** start of Supplied material **
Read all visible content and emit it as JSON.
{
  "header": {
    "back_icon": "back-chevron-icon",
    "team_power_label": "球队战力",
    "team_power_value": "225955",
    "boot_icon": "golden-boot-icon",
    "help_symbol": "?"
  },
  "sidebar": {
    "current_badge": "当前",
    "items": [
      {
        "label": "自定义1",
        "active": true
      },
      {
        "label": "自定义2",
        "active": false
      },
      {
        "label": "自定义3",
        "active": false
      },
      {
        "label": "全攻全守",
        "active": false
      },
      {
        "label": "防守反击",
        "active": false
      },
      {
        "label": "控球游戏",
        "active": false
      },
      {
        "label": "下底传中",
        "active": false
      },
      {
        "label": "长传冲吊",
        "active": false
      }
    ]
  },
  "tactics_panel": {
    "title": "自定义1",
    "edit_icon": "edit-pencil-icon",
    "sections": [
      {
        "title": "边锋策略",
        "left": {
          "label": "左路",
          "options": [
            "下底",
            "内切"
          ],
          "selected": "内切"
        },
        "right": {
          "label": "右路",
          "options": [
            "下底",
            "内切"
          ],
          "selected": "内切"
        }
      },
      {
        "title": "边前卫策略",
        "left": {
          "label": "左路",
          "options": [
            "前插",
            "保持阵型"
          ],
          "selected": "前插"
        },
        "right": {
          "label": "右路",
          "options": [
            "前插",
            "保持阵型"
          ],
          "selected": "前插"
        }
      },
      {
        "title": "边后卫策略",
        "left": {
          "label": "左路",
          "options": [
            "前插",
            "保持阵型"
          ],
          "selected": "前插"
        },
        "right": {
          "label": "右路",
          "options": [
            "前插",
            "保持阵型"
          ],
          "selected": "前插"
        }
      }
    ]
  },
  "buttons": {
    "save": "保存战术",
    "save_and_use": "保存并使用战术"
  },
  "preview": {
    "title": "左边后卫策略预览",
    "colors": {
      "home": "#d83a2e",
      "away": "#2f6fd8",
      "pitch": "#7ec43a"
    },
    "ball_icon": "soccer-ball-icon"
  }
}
** end of Supplied material **
** start of Supplied material **
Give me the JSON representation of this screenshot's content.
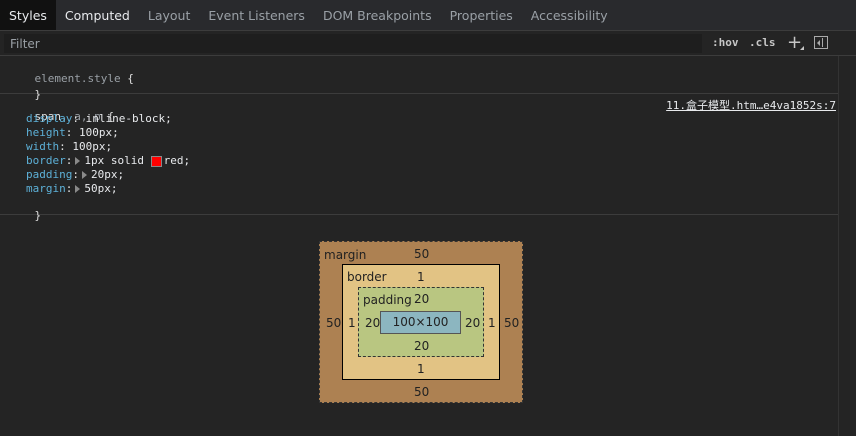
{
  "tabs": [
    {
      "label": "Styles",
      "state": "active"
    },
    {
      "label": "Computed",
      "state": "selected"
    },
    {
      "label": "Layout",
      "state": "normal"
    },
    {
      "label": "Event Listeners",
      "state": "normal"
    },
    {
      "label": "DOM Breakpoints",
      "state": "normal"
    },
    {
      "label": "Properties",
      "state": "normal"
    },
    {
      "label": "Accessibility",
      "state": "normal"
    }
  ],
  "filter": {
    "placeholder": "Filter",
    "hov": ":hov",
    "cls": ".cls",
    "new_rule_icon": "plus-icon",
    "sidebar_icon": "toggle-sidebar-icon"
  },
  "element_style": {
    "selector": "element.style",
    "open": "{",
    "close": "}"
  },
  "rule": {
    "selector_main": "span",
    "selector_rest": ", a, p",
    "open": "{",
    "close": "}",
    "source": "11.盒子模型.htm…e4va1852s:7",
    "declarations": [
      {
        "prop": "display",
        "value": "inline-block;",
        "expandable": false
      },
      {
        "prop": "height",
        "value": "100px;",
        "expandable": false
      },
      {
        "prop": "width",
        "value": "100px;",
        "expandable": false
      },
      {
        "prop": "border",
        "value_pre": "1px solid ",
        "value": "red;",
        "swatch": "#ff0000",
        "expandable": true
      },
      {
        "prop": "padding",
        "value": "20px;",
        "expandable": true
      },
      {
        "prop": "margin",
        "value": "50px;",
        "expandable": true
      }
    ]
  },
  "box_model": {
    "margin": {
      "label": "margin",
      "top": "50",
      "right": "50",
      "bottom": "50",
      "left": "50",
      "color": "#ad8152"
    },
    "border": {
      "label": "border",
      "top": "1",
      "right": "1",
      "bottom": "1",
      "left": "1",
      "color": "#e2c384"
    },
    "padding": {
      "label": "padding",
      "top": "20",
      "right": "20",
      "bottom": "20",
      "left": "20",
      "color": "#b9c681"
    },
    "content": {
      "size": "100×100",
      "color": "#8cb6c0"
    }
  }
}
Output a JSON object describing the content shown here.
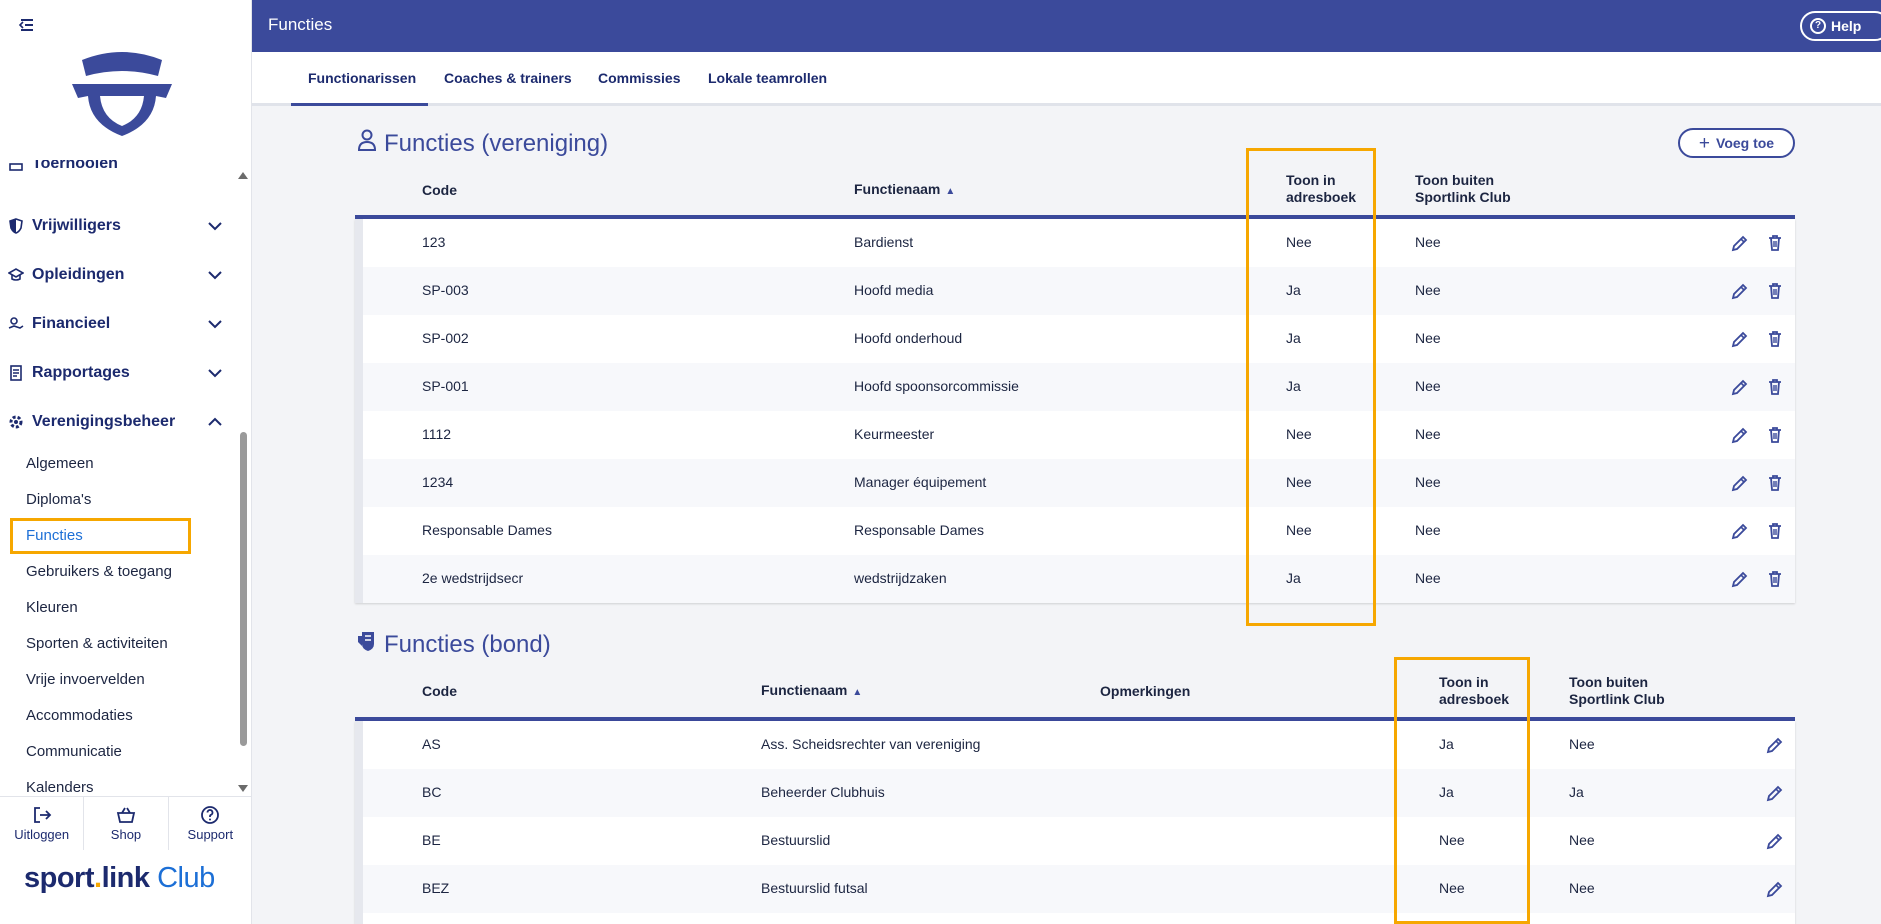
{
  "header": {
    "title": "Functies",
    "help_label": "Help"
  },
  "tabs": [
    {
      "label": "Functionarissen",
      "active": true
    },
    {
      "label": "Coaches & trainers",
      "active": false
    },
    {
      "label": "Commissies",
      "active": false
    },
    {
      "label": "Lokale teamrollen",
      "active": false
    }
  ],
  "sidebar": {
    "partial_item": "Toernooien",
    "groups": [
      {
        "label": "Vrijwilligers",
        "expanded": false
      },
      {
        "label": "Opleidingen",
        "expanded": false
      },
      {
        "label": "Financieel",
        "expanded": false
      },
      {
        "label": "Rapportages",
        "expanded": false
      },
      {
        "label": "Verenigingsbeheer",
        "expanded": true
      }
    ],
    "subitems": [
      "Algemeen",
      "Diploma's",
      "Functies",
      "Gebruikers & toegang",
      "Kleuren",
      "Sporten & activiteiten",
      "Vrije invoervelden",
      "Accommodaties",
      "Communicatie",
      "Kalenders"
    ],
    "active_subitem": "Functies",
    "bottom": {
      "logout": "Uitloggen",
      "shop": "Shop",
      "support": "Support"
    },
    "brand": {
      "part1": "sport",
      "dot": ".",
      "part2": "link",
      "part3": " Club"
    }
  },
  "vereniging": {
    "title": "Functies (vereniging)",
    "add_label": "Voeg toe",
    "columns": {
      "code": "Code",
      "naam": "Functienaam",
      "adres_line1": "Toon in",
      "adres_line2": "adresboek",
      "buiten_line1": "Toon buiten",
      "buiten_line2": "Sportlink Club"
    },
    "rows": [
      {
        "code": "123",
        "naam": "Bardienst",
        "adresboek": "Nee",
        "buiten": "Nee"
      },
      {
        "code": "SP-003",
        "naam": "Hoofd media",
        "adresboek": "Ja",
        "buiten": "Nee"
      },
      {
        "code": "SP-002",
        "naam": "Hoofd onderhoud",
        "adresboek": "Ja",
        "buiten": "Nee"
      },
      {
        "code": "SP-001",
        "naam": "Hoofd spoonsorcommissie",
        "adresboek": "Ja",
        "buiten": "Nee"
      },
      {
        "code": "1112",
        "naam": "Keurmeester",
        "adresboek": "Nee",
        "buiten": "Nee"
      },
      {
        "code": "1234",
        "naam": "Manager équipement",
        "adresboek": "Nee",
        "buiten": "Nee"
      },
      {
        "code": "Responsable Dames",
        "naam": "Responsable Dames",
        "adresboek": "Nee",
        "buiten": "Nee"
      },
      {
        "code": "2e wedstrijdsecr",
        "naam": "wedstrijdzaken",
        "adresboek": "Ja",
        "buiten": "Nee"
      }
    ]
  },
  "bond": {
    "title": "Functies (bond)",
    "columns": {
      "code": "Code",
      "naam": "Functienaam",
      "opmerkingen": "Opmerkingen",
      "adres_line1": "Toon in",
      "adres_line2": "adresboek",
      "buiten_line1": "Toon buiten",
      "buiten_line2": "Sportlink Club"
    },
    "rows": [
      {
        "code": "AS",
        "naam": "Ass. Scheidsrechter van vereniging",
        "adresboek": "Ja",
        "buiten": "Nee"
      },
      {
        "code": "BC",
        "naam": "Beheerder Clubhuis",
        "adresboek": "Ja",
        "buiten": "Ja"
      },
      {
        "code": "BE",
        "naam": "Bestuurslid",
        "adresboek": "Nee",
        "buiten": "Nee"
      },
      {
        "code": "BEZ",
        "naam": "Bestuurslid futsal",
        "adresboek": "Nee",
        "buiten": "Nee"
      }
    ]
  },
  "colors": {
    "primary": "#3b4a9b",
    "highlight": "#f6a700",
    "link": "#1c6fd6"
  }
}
** end of Supplied material **
** start of Supplied material **
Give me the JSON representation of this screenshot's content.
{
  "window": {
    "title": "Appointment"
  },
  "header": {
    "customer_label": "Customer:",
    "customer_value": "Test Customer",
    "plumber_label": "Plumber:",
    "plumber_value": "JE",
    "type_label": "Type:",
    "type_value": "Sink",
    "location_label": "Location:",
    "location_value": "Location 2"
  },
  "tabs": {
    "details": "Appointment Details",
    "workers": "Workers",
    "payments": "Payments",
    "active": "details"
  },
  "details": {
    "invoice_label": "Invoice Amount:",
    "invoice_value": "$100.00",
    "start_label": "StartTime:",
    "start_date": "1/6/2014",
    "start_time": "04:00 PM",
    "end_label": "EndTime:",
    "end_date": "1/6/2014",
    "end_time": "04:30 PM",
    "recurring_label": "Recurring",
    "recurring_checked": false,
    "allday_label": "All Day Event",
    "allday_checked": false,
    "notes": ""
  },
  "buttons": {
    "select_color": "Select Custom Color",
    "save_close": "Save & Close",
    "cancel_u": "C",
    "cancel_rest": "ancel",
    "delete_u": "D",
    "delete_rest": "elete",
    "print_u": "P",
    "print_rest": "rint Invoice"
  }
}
** end of Supplied material **
What you are asked to do:
Locate the word "title" in the entries, and copy every line where it is found.

Exercise response:
    "title": "自定义1",
        "title": "边锋策略",
        "title": "边前卫策略",
        "title": "边后卫策略",
    "title": "左边后卫策略预览",
    "title": "Functies",
    "title": "Functies (vereniging)",
    "title": "Functies (bond)",
    "title": "Appointment"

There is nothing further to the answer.